Evidence of meeting #42 for Industry, Science and Technology in the 40th Parliament, 2nd Session. (The original version is on Parliament’s site, as are the minutes.) The winning word was cbca.

A recording is available from Parliament.

On the agenda

MPs speaking

Also speaking

Colette Downie  Director General, Marketplace Framework Policy Branch, Department of Industry
Cheryl Ringor  Director, Compliance and Policy Branch, Corporations Canada, Department of Industry
Wayne Lennon  Senior Project Leader, Corporate and Insolvency Law Policy and Internal Trade Directorate, Department of Industry
Coleen Kirby  Manager, Policy Section, Corporations Canada, Department of Industry

4:45 p.m.

Conservative

The Chair Conservative Michael Chong

Thank you, Mr. Marston.

Mr. Garneau.

4:45 p.m.

Liberal

Marc Garneau Liberal Westmount—Ville-Marie, QC

Thank you, Mr. Chair.

I understand that among other things the changes that were made in 2001 were intended to improve the rights of shareholders. I'd like to have your personal opinion on whether, based on feedback you've received, that goal has been achieved.

4:45 p.m.

Director General, Marketplace Framework Policy Branch, Department of Industry

Colette Downie

I can only say that I haven't heard any feedback from any stakeholders that it has not. No major concerns have been brought to my attention so far about their rights or the integrity of shareholder rights under this statute.

__Goal__
Write out, word for word, the part of the committee transcript starting with "Thank you, Mr. Chair." and going on through "under this statute.".

__Data excerpts__

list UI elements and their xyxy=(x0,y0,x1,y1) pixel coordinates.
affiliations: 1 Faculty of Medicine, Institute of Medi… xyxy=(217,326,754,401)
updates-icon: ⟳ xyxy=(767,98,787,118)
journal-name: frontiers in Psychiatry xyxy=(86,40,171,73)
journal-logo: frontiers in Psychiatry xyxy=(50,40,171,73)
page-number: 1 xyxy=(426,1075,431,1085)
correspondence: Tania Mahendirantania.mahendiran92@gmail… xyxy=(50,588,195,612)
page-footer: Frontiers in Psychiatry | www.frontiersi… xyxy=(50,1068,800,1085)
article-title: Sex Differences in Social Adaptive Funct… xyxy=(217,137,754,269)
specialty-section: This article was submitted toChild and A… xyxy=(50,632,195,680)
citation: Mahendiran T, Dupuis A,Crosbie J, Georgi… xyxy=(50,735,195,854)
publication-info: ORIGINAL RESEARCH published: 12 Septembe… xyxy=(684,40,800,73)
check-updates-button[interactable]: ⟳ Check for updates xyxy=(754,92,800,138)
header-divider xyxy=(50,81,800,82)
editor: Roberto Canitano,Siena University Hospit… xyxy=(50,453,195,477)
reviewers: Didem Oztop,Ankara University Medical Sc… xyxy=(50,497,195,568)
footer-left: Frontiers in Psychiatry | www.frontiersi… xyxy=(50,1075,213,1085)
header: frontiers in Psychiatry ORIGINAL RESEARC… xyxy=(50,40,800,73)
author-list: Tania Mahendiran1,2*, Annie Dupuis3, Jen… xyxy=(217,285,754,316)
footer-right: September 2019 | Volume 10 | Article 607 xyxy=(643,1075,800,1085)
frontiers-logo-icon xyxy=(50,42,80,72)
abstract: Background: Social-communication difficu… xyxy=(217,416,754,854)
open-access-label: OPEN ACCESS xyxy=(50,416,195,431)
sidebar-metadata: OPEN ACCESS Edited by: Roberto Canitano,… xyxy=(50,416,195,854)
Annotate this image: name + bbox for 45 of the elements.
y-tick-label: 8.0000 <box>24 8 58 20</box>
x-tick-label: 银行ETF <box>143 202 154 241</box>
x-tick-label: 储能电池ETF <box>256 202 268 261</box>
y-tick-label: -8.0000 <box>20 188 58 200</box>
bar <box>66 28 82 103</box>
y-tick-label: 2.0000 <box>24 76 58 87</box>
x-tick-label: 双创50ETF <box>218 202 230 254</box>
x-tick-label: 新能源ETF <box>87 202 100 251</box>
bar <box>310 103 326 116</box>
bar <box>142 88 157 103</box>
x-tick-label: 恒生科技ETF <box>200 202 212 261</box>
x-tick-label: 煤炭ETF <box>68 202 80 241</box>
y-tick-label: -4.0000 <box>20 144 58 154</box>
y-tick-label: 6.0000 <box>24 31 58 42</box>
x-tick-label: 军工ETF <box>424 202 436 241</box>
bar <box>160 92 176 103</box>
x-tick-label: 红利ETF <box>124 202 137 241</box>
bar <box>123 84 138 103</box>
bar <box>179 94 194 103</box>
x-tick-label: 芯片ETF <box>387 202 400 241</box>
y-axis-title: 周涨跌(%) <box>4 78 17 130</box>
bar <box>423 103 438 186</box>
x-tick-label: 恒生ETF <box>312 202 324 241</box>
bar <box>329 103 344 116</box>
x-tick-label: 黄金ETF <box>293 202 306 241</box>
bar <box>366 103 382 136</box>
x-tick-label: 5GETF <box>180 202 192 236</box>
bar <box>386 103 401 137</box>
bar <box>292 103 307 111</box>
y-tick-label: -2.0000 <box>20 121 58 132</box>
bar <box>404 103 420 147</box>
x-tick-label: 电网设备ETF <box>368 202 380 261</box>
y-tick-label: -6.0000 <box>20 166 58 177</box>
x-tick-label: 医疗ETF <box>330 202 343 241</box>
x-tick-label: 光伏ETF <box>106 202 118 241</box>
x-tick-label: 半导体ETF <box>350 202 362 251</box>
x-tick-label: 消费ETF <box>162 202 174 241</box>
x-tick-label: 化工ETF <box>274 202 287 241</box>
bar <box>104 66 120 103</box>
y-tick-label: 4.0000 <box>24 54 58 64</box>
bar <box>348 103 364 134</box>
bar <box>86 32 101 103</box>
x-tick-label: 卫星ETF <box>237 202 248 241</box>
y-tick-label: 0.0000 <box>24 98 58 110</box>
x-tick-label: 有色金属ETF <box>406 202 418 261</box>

__Response to the exercise__
Thank you, Mr. Chair.

I understand that among other things the changes that were made in 2001 were intended to improve the rights of shareholders. I'd like to have your personal opinion on whether, based on feedback you've received, that goal has been achieved.

4:45 p.m.

Director General, Marketplace Framework Policy Branch, Department of Industry

Colette Downie

I can only say that I haven't heard any feedback from any stakeholders that it has not. No major concerns have been brought to my attention so far about their rights or the integrity of shareholder rights under this statute.